Say how many lines include "high", with no words around the number.

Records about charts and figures
§

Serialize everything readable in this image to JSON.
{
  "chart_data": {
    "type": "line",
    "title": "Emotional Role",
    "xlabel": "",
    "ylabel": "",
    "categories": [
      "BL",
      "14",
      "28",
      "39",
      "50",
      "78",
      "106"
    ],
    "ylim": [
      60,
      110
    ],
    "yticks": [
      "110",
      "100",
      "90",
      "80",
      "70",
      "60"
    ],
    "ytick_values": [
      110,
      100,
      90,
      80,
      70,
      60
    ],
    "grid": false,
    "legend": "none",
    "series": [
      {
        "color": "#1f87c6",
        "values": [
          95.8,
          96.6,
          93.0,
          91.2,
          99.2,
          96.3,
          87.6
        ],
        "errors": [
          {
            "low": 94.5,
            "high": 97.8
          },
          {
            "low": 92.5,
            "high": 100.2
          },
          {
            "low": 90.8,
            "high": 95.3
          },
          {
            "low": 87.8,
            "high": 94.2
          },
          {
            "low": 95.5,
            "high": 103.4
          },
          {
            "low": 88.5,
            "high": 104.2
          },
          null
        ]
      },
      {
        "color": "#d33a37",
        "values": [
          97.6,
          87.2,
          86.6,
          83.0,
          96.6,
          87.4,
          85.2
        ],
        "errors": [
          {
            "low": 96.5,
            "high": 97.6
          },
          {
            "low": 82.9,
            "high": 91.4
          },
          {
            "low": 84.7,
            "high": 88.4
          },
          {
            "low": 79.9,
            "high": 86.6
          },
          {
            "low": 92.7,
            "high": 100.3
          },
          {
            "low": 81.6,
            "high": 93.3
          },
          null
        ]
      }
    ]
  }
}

§

• **Exercise answer**
12